Written task >> Each line in the entries below that holds the string "this" is to be listed.

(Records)

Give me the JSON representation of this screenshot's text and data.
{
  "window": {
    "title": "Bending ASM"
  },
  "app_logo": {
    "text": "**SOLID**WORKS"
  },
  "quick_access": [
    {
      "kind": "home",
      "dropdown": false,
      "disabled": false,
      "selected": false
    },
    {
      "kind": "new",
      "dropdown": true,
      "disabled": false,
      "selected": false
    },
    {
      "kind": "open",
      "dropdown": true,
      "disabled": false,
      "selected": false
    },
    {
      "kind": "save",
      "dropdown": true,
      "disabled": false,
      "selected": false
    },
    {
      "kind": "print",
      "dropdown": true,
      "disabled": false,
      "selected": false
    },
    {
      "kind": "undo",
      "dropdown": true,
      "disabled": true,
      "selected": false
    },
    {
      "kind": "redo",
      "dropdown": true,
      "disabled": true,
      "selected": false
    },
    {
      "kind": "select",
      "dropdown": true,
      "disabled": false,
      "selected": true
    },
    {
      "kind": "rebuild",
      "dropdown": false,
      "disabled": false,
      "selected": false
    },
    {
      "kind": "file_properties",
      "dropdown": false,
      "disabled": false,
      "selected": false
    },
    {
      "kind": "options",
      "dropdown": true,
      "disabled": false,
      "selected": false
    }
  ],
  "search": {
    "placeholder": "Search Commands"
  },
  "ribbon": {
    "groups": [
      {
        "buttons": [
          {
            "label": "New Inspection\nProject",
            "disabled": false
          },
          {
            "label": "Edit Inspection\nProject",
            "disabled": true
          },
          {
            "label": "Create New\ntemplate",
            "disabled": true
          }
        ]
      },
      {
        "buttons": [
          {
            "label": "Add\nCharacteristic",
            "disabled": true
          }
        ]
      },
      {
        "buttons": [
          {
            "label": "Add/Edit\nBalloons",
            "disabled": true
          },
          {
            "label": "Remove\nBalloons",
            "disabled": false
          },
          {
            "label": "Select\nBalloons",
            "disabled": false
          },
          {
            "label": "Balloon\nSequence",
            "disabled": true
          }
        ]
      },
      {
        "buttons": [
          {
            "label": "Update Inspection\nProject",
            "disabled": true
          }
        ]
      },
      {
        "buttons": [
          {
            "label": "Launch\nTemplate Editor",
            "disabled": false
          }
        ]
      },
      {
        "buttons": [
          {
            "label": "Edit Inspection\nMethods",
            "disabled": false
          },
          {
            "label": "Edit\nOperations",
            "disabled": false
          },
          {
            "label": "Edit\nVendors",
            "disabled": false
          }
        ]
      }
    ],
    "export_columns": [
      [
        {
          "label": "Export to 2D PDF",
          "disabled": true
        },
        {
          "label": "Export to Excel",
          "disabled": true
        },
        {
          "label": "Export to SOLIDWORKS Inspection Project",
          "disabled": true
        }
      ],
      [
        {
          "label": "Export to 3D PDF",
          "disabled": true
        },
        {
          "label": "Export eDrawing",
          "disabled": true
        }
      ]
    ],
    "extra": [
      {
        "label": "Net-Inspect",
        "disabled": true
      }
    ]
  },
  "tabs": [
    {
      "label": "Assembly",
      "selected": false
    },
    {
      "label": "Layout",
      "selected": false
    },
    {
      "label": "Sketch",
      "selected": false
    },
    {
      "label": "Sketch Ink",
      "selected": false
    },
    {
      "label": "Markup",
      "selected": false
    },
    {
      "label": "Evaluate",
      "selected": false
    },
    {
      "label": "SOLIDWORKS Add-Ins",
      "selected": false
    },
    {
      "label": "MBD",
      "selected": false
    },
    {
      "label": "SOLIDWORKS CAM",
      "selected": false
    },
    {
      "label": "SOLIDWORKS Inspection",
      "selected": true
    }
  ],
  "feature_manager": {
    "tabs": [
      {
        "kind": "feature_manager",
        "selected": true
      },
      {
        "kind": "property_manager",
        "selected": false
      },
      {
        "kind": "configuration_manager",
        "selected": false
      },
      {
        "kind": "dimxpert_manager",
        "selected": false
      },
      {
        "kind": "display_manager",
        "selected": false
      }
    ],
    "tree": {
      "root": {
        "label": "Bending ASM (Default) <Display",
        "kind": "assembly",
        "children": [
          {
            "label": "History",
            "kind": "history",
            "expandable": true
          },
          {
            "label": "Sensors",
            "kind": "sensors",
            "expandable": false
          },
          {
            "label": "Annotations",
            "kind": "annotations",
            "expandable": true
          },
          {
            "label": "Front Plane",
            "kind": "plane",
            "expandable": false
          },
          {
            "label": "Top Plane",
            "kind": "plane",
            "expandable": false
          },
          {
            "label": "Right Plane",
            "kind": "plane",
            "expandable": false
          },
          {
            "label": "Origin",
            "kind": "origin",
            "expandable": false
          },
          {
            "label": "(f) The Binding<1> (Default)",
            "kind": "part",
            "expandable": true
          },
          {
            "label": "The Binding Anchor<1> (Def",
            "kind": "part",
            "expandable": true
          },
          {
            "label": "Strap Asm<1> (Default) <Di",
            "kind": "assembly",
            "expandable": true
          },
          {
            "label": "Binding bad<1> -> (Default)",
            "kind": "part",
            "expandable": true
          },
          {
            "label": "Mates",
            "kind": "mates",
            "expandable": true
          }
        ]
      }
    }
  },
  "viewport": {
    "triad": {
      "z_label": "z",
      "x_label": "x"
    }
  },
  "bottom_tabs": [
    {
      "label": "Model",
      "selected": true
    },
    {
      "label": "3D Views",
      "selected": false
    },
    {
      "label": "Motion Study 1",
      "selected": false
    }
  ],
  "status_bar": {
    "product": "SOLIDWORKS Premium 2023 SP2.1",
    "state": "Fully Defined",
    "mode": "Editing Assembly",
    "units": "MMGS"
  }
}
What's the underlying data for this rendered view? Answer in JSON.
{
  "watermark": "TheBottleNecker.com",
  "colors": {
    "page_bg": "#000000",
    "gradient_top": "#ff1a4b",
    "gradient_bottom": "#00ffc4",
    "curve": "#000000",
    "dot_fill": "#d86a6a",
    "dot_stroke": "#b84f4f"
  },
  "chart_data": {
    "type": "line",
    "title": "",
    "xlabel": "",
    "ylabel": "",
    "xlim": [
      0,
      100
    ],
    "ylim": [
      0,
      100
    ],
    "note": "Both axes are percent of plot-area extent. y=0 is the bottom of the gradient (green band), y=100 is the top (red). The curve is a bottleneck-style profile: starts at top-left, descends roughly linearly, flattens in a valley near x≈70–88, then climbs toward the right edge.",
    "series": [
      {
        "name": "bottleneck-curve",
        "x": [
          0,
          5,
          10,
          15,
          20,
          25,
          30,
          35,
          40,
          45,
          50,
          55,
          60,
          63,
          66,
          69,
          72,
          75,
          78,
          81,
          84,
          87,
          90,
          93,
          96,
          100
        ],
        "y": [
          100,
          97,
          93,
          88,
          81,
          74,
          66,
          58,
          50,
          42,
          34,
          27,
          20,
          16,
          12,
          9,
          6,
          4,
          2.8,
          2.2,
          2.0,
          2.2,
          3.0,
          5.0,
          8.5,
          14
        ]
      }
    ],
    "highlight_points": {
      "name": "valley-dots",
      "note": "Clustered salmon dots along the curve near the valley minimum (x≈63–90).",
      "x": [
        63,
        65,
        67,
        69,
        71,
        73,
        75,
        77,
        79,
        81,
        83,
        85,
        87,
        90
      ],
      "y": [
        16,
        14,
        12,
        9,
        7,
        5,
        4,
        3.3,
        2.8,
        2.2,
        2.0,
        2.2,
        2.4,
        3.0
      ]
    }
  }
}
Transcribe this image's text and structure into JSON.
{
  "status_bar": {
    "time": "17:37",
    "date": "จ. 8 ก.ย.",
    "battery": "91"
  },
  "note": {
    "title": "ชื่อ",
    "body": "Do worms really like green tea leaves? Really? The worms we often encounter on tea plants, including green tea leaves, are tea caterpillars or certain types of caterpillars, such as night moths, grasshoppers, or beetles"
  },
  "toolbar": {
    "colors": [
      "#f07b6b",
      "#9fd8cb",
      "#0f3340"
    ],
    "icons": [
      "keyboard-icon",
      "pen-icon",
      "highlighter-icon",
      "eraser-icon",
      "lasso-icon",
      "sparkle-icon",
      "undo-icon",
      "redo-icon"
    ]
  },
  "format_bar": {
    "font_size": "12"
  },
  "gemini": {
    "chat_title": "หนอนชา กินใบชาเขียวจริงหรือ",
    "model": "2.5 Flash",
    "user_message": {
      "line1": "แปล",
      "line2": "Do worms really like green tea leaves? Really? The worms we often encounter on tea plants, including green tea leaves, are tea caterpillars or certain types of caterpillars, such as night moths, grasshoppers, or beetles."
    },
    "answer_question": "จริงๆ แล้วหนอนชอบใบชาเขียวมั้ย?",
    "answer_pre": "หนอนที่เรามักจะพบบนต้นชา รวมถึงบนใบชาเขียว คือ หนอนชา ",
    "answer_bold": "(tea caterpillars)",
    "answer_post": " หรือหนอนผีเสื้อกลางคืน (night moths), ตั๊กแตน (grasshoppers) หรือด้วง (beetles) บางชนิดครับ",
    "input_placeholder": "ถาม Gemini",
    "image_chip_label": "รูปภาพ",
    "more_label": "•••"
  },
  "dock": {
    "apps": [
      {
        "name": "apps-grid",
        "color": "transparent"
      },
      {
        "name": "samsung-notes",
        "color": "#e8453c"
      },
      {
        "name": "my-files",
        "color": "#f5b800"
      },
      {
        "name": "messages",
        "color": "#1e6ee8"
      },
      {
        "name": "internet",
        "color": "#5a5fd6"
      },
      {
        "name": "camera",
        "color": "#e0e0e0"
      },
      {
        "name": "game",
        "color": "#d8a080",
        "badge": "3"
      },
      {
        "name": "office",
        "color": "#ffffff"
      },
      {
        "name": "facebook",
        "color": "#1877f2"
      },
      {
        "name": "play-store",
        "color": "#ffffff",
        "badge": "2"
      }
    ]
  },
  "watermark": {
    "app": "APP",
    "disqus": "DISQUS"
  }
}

Response >>
Give me the JSON representation of this screenshot's text and data.
What's the underlying data for this rendered view? Answer in JSON.
Transcribe this image's text and structure into JSON.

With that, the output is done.